%%

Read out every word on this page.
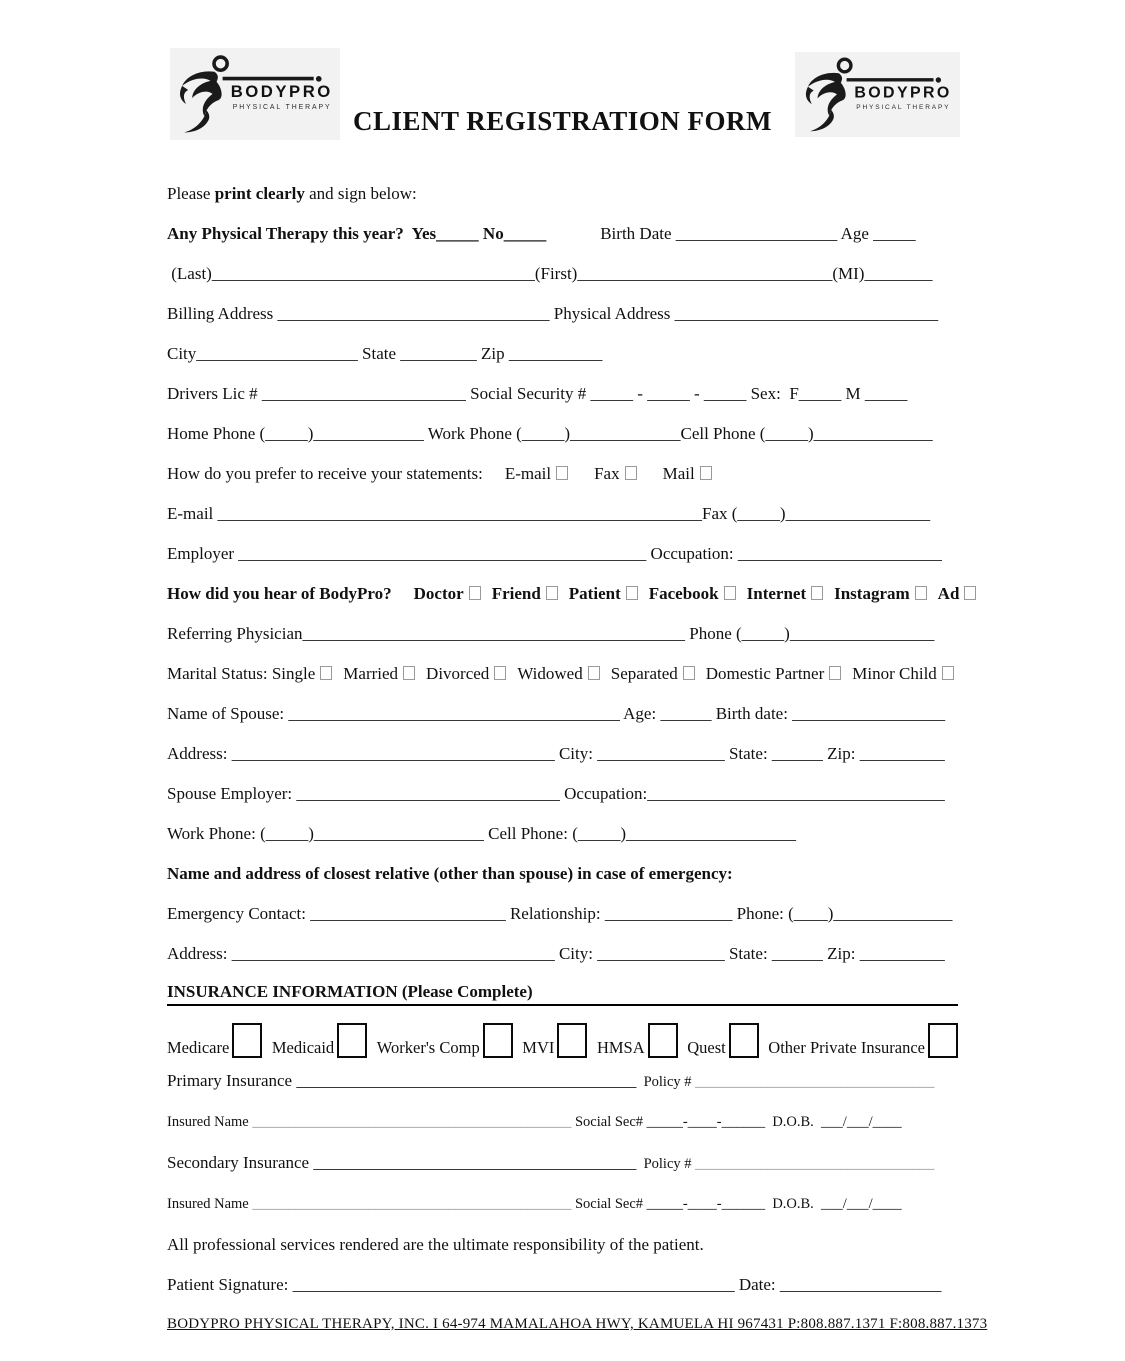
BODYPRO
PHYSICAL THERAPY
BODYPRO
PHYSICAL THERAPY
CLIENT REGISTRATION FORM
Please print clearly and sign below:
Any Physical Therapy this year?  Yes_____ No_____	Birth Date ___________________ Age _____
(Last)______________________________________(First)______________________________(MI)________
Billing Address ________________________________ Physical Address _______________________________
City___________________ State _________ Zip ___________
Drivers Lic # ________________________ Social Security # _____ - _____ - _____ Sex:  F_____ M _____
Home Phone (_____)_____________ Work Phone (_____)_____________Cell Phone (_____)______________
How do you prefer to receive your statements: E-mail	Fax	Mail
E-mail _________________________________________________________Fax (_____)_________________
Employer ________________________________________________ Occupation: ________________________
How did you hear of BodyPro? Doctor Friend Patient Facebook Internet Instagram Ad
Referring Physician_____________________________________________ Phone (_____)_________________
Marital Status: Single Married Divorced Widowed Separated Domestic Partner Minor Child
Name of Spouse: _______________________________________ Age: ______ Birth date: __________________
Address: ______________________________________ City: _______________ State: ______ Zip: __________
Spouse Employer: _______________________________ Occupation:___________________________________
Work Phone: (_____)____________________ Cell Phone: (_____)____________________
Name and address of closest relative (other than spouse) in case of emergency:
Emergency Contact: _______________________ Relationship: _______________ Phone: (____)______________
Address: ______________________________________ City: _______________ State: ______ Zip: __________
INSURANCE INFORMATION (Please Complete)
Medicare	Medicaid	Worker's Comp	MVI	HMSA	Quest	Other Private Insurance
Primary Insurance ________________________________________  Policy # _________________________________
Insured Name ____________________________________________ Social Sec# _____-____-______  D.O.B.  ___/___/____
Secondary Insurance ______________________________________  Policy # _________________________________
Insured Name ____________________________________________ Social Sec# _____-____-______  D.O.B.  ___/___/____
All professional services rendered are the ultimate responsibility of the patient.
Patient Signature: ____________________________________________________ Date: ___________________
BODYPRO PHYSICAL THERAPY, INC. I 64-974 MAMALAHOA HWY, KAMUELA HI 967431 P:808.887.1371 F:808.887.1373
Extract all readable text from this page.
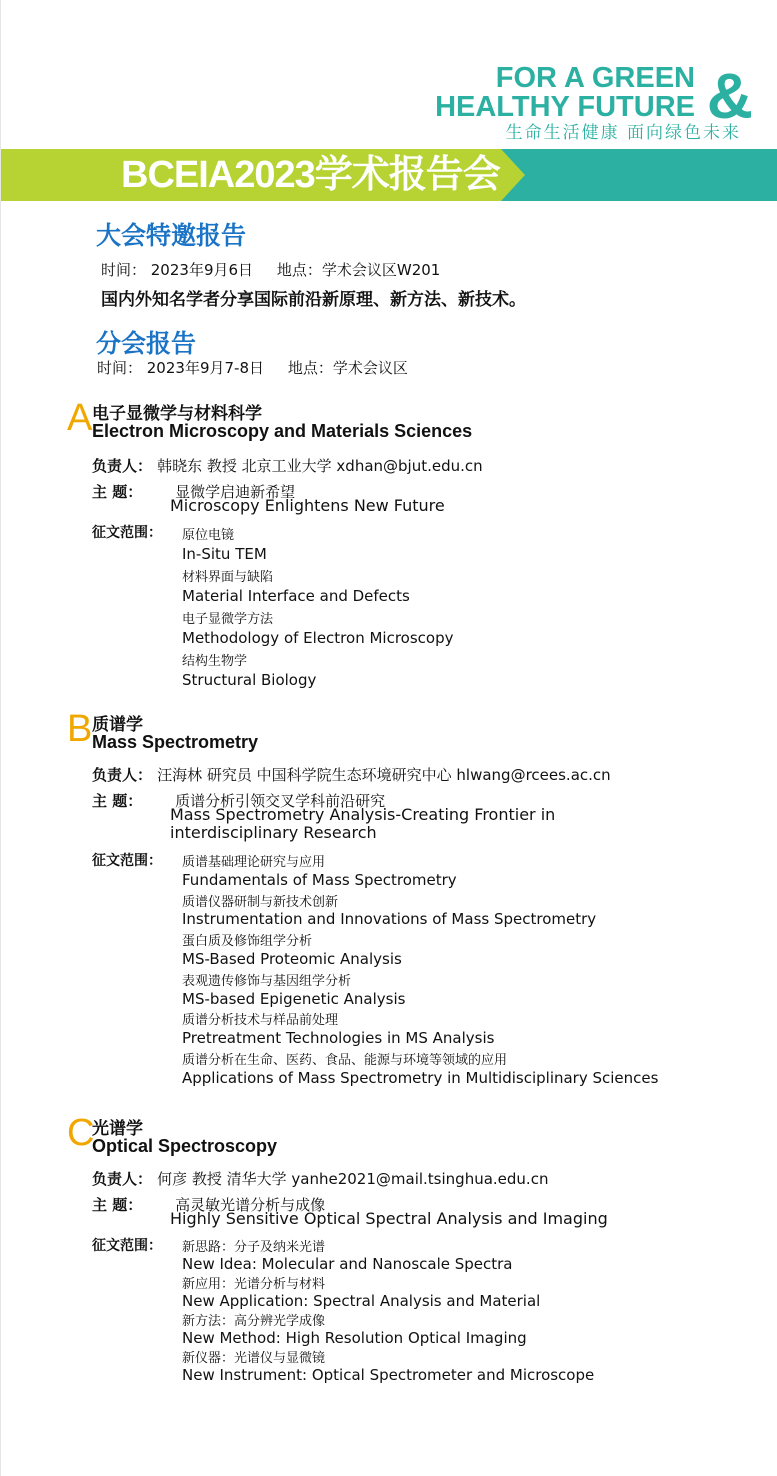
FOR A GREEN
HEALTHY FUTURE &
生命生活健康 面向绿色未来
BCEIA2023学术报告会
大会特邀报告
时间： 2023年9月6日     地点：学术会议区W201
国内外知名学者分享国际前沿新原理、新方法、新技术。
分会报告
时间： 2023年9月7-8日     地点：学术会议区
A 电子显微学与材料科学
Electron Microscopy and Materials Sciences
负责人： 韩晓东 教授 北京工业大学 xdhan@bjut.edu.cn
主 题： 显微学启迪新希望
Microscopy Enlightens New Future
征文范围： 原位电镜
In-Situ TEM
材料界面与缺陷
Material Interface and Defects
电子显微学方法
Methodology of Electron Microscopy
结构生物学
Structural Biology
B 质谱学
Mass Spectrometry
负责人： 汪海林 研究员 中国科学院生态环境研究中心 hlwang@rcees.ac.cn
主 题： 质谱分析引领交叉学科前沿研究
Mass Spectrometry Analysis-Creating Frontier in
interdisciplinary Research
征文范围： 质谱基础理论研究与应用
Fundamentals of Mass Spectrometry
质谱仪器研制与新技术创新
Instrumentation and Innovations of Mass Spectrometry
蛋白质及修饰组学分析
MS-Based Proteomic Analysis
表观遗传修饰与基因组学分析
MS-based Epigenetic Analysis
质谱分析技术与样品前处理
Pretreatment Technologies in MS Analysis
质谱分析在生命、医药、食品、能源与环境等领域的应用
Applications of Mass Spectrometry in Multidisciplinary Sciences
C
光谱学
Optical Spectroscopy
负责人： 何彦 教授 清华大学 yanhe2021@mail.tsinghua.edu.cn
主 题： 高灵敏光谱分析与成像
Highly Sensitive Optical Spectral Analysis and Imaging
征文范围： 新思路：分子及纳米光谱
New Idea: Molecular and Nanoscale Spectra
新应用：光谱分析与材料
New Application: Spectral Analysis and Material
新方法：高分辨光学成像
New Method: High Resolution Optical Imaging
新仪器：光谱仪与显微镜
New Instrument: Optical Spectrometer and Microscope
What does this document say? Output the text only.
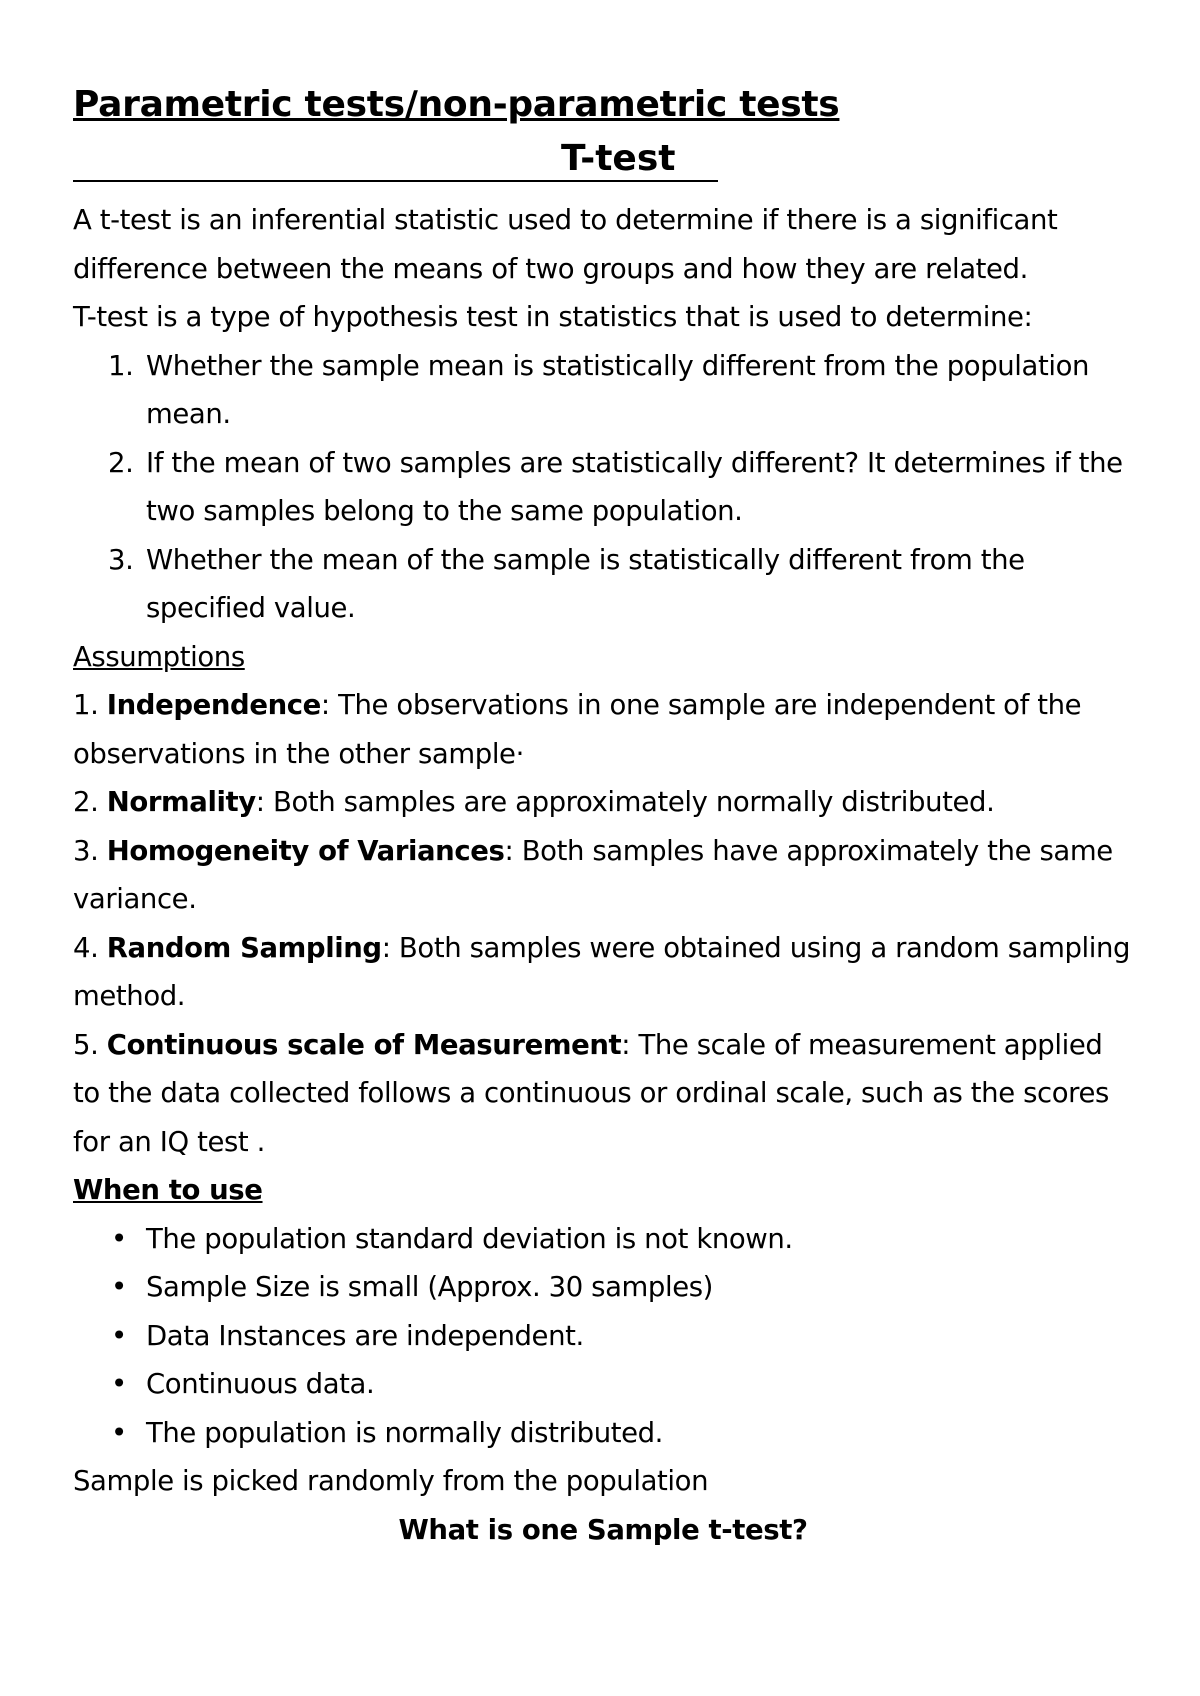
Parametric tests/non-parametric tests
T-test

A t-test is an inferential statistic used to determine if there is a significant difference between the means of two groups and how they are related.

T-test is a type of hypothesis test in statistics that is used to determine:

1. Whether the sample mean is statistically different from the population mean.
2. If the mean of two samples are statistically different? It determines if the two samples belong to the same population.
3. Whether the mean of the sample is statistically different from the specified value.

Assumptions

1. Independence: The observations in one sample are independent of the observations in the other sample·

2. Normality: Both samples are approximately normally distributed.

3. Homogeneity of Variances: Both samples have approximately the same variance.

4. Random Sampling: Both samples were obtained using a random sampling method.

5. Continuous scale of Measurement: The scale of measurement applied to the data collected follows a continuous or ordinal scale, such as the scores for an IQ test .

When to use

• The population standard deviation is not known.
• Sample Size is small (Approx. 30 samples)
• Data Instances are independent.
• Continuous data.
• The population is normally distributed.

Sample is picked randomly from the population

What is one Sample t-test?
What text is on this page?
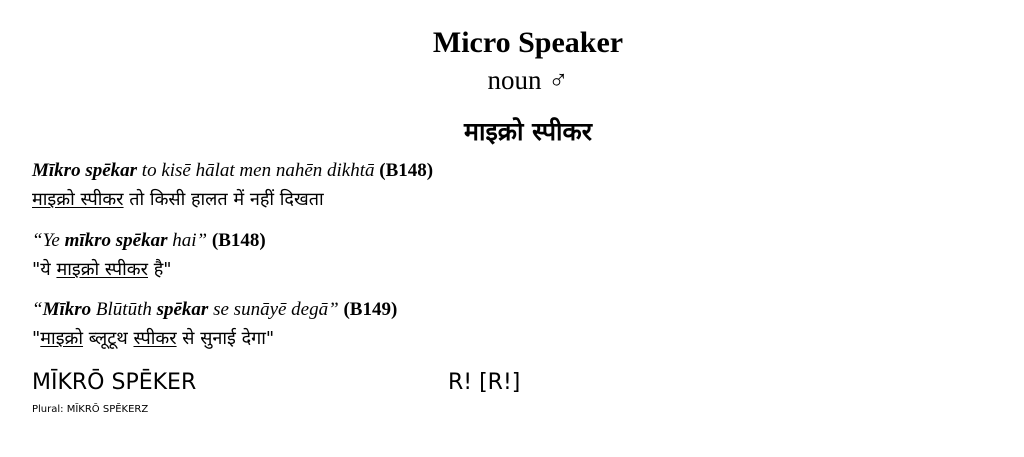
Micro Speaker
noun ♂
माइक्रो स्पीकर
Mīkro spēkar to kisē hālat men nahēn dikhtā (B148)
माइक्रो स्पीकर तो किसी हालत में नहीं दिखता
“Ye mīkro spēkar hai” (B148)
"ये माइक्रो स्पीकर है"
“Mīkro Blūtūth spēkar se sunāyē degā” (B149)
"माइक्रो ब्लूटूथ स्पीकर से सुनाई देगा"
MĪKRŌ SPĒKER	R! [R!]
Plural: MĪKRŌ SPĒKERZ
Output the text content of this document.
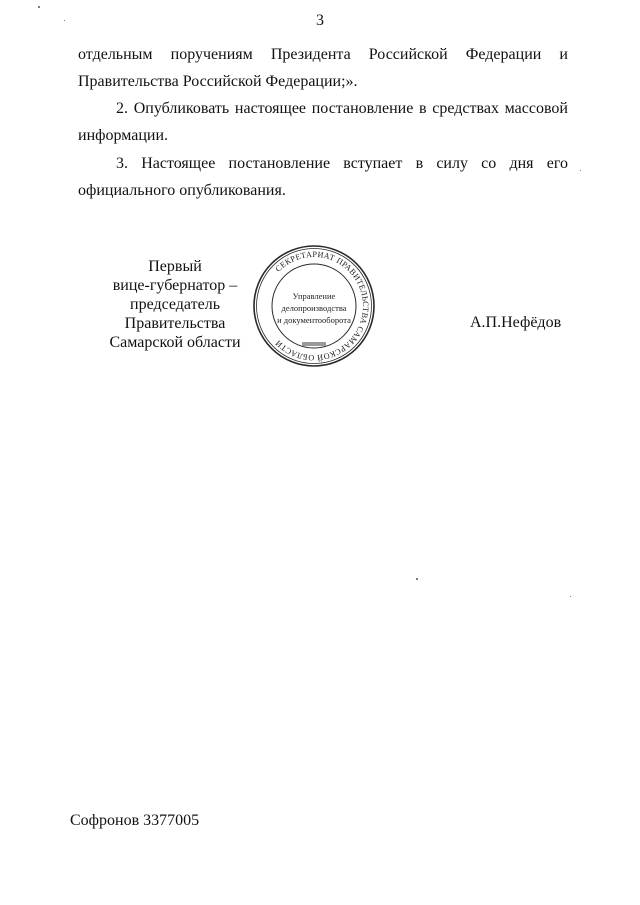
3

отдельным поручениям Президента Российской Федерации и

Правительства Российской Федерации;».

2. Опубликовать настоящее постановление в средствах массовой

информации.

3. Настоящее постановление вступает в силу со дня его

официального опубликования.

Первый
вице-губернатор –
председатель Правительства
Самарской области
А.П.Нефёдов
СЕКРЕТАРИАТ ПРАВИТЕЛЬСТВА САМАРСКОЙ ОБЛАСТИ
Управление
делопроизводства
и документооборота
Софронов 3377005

%%

Quote every entry exactly, with the pictures omitted.

Reply:
Read out every word on this page.
BODYPRO
PHYSICAL THERAPY
BODYPRO
PHYSICAL THERAPY
CLIENT REGISTRATION FORM
Please print clearly and sign below:
Any Physical Therapy this year?  Yes_____ No_____	Birth Date ___________________ Age _____
(Last)______________________________________(First)______________________________(MI)________
Billing Address ________________________________ Physical Address _______________________________
City___________________ State _________ Zip ___________
Drivers Lic # ________________________ Social Security # _____ - _____ - _____ Sex:  F_____ M _____
Home Phone (_____)_____________ Work Phone (_____)_____________Cell Phone (_____)______________
How do you prefer to receive your statements: E-mail	Fax	Mail
E-mail _________________________________________________________Fax (_____)_________________
Employer ________________________________________________ Occupation: ________________________
How did you hear of BodyPro? Doctor Friend Patient Facebook Internet Instagram Ad
Referring Physician_____________________________________________ Phone (_____)_________________
Marital Status: Single Married Divorced Widowed Separated Domestic Partner Minor Child
Name of Spouse: _______________________________________ Age: ______ Birth date: __________________
Address: ______________________________________ City: _______________ State: ______ Zip: __________
Spouse Employer: _______________________________ Occupation:___________________________________
Work Phone: (_____)____________________ Cell Phone: (_____)____________________
Name and address of closest relative (other than spouse) in case of emergency:
Emergency Contact: _______________________ Relationship: _______________ Phone: (____)______________
Address: ______________________________________ City: _______________ State: ______ Zip: __________
INSURANCE INFORMATION (Please Complete)
Medicare	Medicaid	Worker's Comp	MVI	HMSA	Quest	Other Private Insurance
Primary Insurance ________________________________________  Policy # _________________________________
Insured Name ____________________________________________ Social Sec# _____-____-______  D.O.B.  ___/___/____
Secondary Insurance ______________________________________  Policy # _________________________________
Insured Name ____________________________________________ Social Sec# _____-____-______  D.O.B.  ___/___/____
All professional services rendered are the ultimate responsibility of the patient.
Patient Signature: ____________________________________________________ Date: ___________________
BODYPRO PHYSICAL THERAPY, INC. I 64-974 MAMALAHOA HWY, KAMUELA HI 967431 P:808.887.1371 F:808.887.1373
Extract all readable text from this page.
FOR A GREEN
HEALTHY FUTURE &
生命生活健康 面向绿色未来
BCEIA2023学术报告会
大会特邀报告
时间： 2023年9月6日     地点：学术会议区W201
国内外知名学者分享国际前沿新原理、新方法、新技术。
分会报告
时间： 2023年9月7-8日     地点：学术会议区
A 电子显微学与材料科学
Electron Microscopy and Materials Sciences
负责人： 韩晓东 教授 北京工业大学 xdhan@bjut.edu.cn
主 题： 显微学启迪新希望
Microscopy Enlightens New Future
征文范围： 原位电镜
In-Situ TEM
材料界面与缺陷
Material Interface and Defects
电子显微学方法
Methodology of Electron Microscopy
结构生物学
Structural Biology
B 质谱学
Mass Spectrometry
负责人： 汪海林 研究员 中国科学院生态环境研究中心 hlwang@rcees.ac.cn
主 题： 质谱分析引领交叉学科前沿研究
Mass Spectrometry Analysis-Creating Frontier in
interdisciplinary Research
征文范围： 质谱基础理论研究与应用
Fundamentals of Mass Spectrometry
质谱仪器研制与新技术创新
Instrumentation and Innovations of Mass Spectrometry
蛋白质及修饰组学分析
MS-Based Proteomic Analysis
表观遗传修饰与基因组学分析
MS-based Epigenetic Analysis
质谱分析技术与样品前处理
Pretreatment Technologies in MS Analysis
质谱分析在生命、医药、食品、能源与环境等领域的应用
Applications of Mass Spectrometry in Multidisciplinary Sciences
C
光谱学
Optical Spectroscopy
负责人： 何彦 教授 清华大学 yanhe2021@mail.tsinghua.edu.cn
主 题： 高灵敏光谱分析与成像
Highly Sensitive Optical Spectral Analysis and Imaging
征文范围： 新思路：分子及纳米光谱
New Idea: Molecular and Nanoscale Spectra
新应用：光谱分析与材料
New Application: Spectral Analysis and Material
新方法：高分辨光学成像
New Method: High Resolution Optical Imaging
新仪器：光谱仪与显微镜
New Instrument: Optical Spectrometer and Microscope
What does this document say? Output the text only.
Parametric tests/non-parametric tests
T-test

A t-test is an inferential statistic used to determine if there is a significant difference between the means of two groups and how they are related.

T-test is a type of hypothesis test in statistics that is used to determine:

1. Whether the sample mean is statistically different from the population mean.
2. If the mean of two samples are statistically different? It determines if the two samples belong to the same population.
3. Whether the mean of the sample is statistically different from the specified value.

Assumptions

1. Independence: The observations in one sample are independent of the observations in the other sample·

2. Normality: Both samples are approximately normally distributed.

3. Homogeneity of Variances: Both samples have approximately the same variance.

4. Random Sampling: Both samples were obtained using a random sampling method.

5. Continuous scale of Measurement: The scale of measurement applied to the data collected follows a continuous or ordinal scale, such as the scores for an IQ test .

When to use

• The population standard deviation is not known.
• Sample Size is small (Approx. 30 samples)
• Data Instances are independent.
• Continuous data.
• The population is normally distributed.

Sample is picked randomly from the population

What is one Sample t-test?
What text is on this page?
Micro Speaker
noun ♂
माइक्रो स्पीकर
Mīkro spēkar to kisē hālat men nahēn dikhtā (B148)
माइक्रो स्पीकर तो किसी हालत में नहीं दिखता
“Ye mīkro spēkar hai” (B148)
"ये माइक्रो स्पीकर है"
“Mīkro Blūtūth spēkar se sunāyē degā” (B149)
"माइक्रो ब्लूटूथ स्पीकर से सुनाई देगा"
MĪKRŌ SPĒKER	R! [R!]
Plural: MĪKRŌ SPĒKERZ
Output the text content of this document.
3

отдельным поручениям Президента Российской Федерации и

Правительства Российской Федерации;».

2. Опубликовать настоящее постановление в средствах массовой

информации.

3. Настоящее постановление вступает в силу со дня его

официального опубликования.

Первый
вице-губернатор –
председатель Правительства
Самарской области
А.П.Нефёдов
СЕКРЕТАРИАТ ПРАВИТЕЛЬСТВА САМАРСКОЙ ОБЛАСТИ
Управление
делопроизводства
и документооборота
Софронов 3377005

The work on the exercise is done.